### GOALS
**A.** From the Eye-Fi article below, set down the passage starting with "Buh-Bye, Most Eye-Fi" and going on through "received the files.".
**B.** Answer these questions from the Eye-Fi article below:
(i) In what year did Eye-Fi launch its first cards?
(ii) Which Eye-Fi product line will keep active support?
(iii) How many Eye-Fi cards has the writer owned?
**C.** Using the Eye-Fi article below, explain why Eye-Fi cannot fix the affected cards by releasing firmware upgrades.

Are you concerned about the long-term viability of devices that fall under the loose notion of the Internet of Things (IoT), in which a cloud connection is required to keep devices functioning? If so, a move by Eye-Fi, which makes SD cards that can automatically transfer newly taken photos to a cloud service, should give you pause. It sure did for me.

In September 2016, the company will discontinue support for features and Web apps for every model of card it shipped from its launch in 2007 up to the X2 models introduced in 2011 and sold through retail channels until March 2015. Only its Mobi line, introduced in 2013, will retain active support. Eye-Fi said in an email to customers the impetus for this move is the obsolescence of “Internet security and authentication mechanisms that were state-of-the-art in 2007 when we built them into our products but have since proven to be vulnerable.” Because these are hardware problems, the company can’t just release firmware upgrades.

I have long been dubious about devices that require the continuous operation of Internet-connected services to function. I don’t expect relatively inexpensive hardware to remain useful and work forever, of course. But while Eye-Fi says it began to phase out the last products that are affected starting in 2012, it allowed them to remain in retail sales channels until March 2015. The company should have taken more ownership of the situation around products sold in the last five years.

I’ve owned three Eye-Fi cards, starting with the original model, and I used them extensively for a few years. However, when memory card capacity dropped in price, I stopped worrying about filling up a card. I found some of Eye-Fi’s features awkward for my non-professional purposes and would instead transfer images by card to an iPad or Mac, and then sync or upload the ones I needed. As a result, I never purchased a new enough Eye-Fi to feel like this end-of-life policy is unfair. (I’ve lost track of one of my Eye-Fi cards and sent another to TidBITS Managing Editor Josh Centers — who was unable to get it to work! I have no horse in this particular race.)

Buh-Bye, Most Eye-Fi -- Eye-Fi’s cards are tiny, networked computers that fit into the SD card format. Because there’s no physical interface, you must connect them to a network for configuration. Earlier models and firmware could be configured via a computer as well when plugged into a card reader; later ones switched to full-on cloud support to change any setting. The cards would then automatically connect to configured networks, including those that required a password. You could then turn on a feature called “endless storage,” which automatically deleted photos from the card after it confirmed that Eye-Fi’s servers had received the files.

### MATERIAL PROVIDED
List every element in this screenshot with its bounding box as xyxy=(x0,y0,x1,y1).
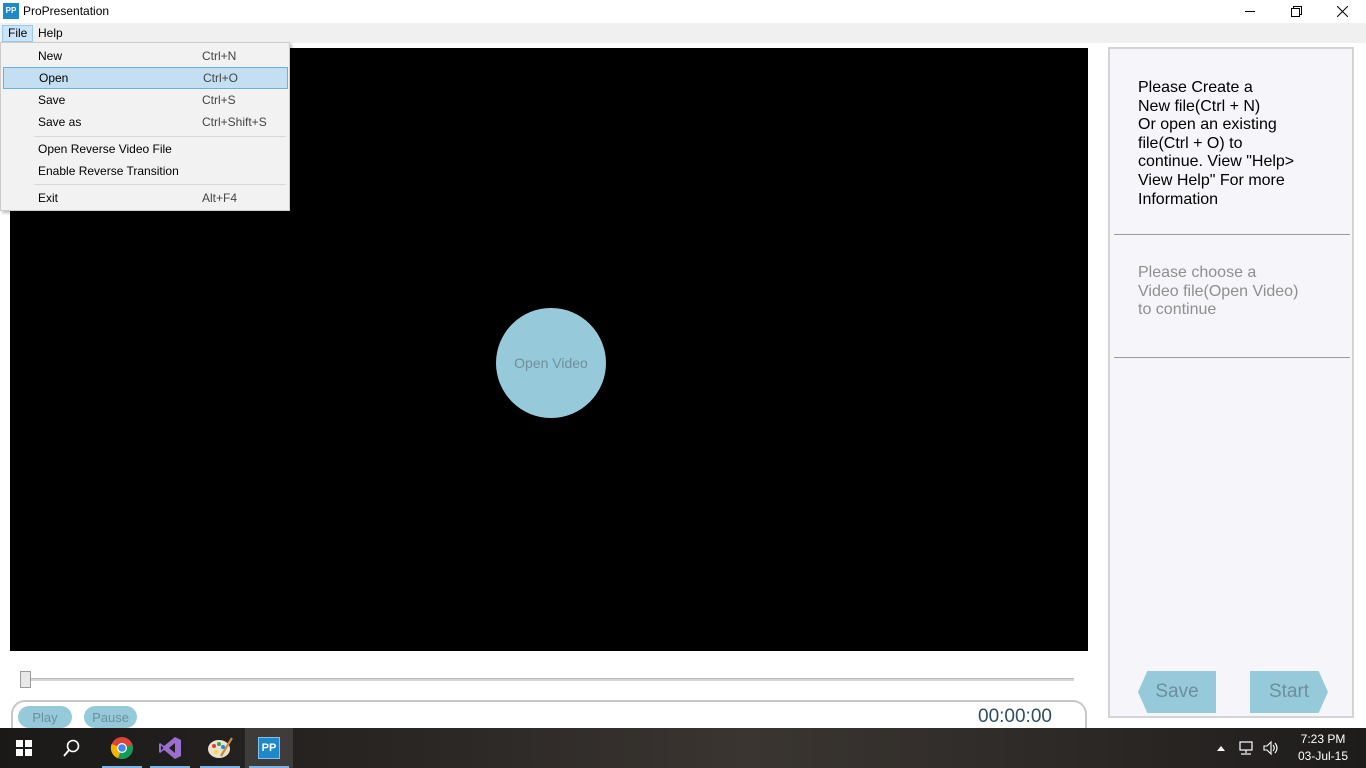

### COMPLETE ANSWERS
**A.**
Buh-Bye, Most Eye-Fi -- Eye-Fi’s cards are tiny, networked computers that fit into the SD card format. Because there’s no physical interface, you must connect them to a network for configuration. Earlier models and firmware could be configured via a computer as well when plugged into a card reader; later ones switched to full-on cloud support to change any setting. The cards would then automatically connect to configured networks, including those that required a password. You could then turn on a feature called “endless storage,” which automatically deleted photos from the card after it confirmed that Eye-Fi’s servers had received the files.

**B.**
(i) 2007
(ii) The Mobi line, introduced in 2013
(iii) Three

**C.** The outdated Internet security and authentication mechanisms that have proven vulnerable are hardware problems in the cards. Firmware upgrades cannot correct them.